__Work to complete__
Copy out the listing that follows, exactly, without its pictures.

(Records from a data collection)
------

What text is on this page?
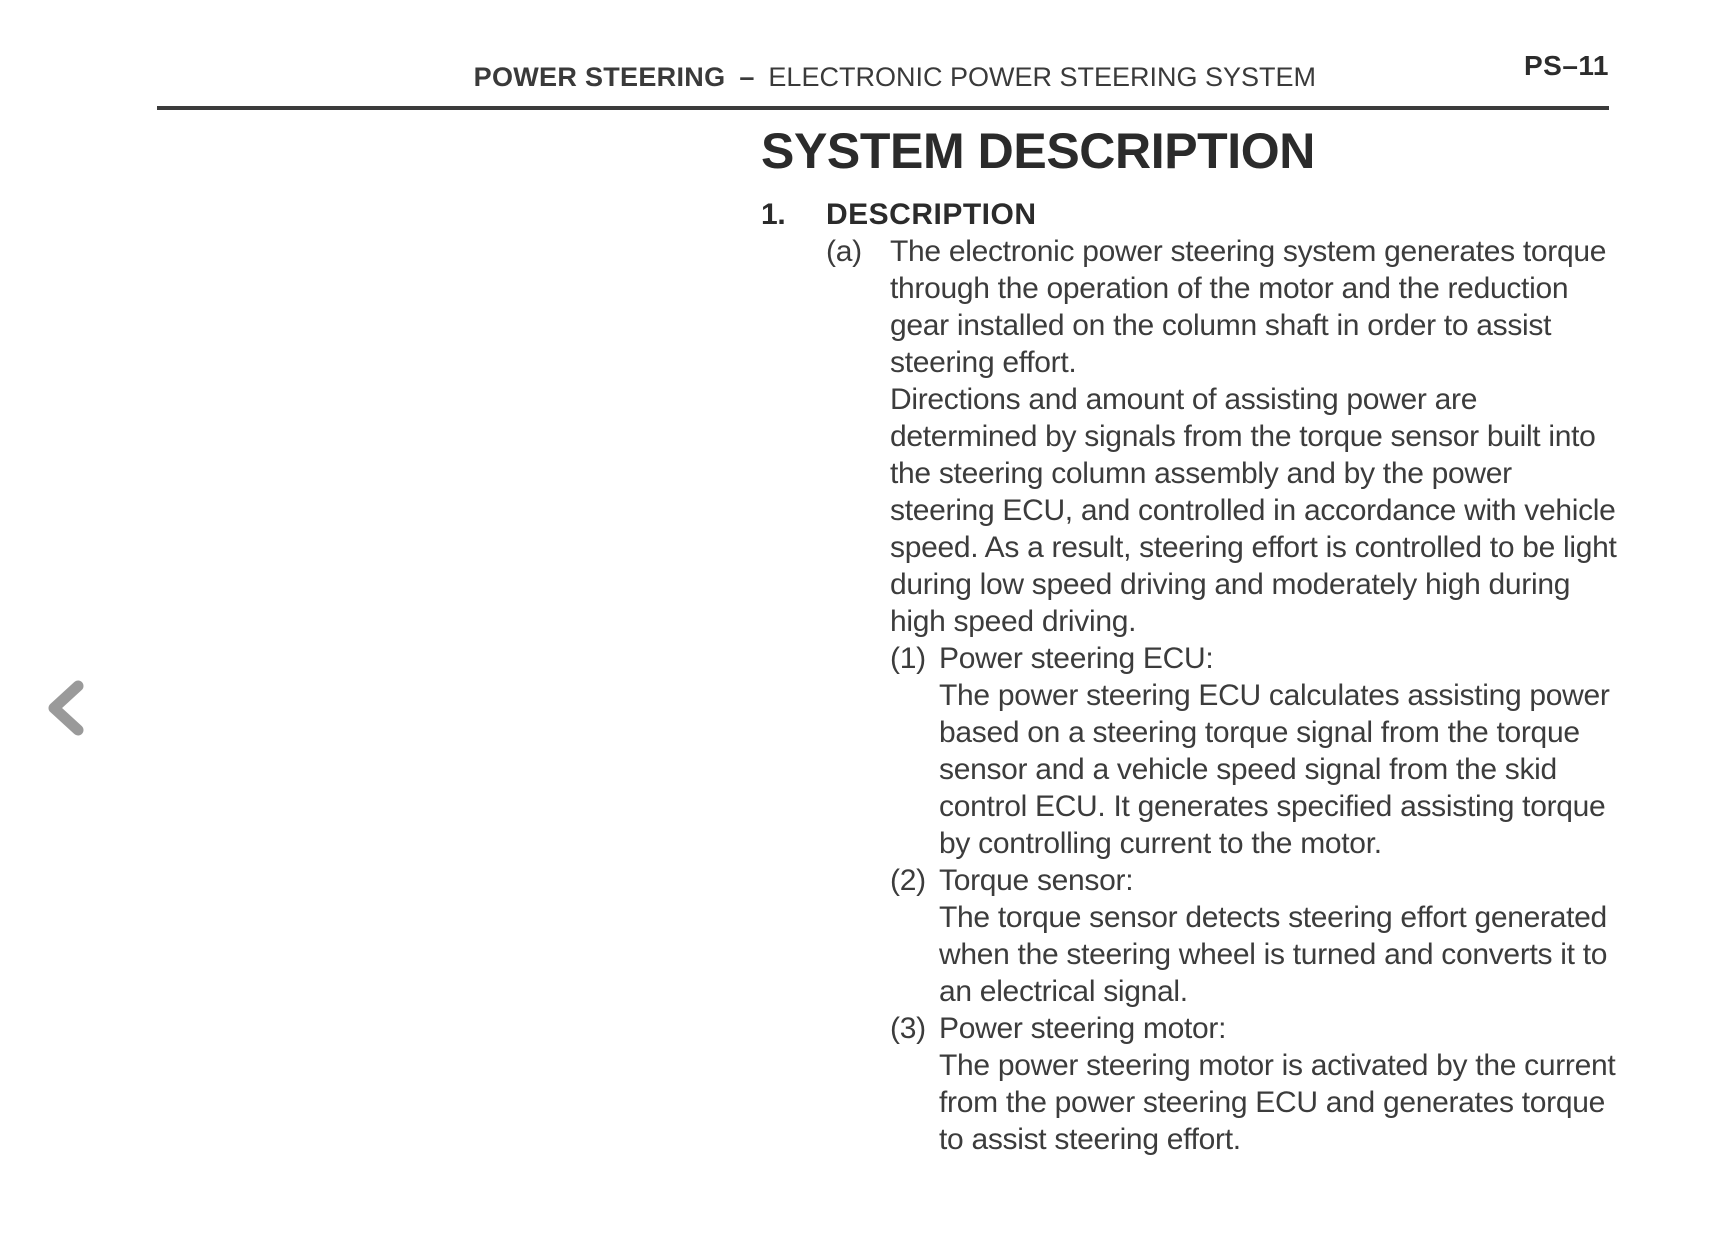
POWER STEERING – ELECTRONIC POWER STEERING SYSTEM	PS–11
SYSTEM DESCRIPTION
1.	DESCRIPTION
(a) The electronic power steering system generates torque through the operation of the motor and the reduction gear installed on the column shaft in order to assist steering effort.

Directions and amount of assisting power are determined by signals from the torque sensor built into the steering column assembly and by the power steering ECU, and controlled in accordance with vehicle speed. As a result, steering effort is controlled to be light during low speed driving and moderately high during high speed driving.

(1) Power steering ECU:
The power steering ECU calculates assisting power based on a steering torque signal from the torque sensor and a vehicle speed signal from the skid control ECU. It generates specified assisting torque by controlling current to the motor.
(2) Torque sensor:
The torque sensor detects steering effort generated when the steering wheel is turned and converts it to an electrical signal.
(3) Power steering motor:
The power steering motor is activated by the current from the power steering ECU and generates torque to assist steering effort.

------

__Exercise output__
What text is on this page?
POWER STEERING – ELECTRONIC POWER STEERING SYSTEM	PS–11
SYSTEM DESCRIPTION
1.	DESCRIPTION
(a) The electronic power steering system generates torque through the operation of the motor and the reduction gear installed on the column shaft in order to assist steering effort.

Directions and amount of assisting power are determined by signals from the torque sensor built into the steering column assembly and by the power steering ECU, and controlled in accordance with vehicle speed. As a result, steering effort is controlled to be light during low speed driving and moderately high during high speed driving.

(1) Power steering ECU:
The power steering ECU calculates assisting power based on a steering torque signal from the torque sensor and a vehicle speed signal from the skid control ECU. It generates specified assisting torque by controlling current to the motor.
(2) Torque sensor:
The torque sensor detects steering effort generated when the steering wheel is turned and converts it to an electrical signal.
(3) Power steering motor:
The power steering motor is activated by the current from the power steering ECU and generates torque to assist steering effort.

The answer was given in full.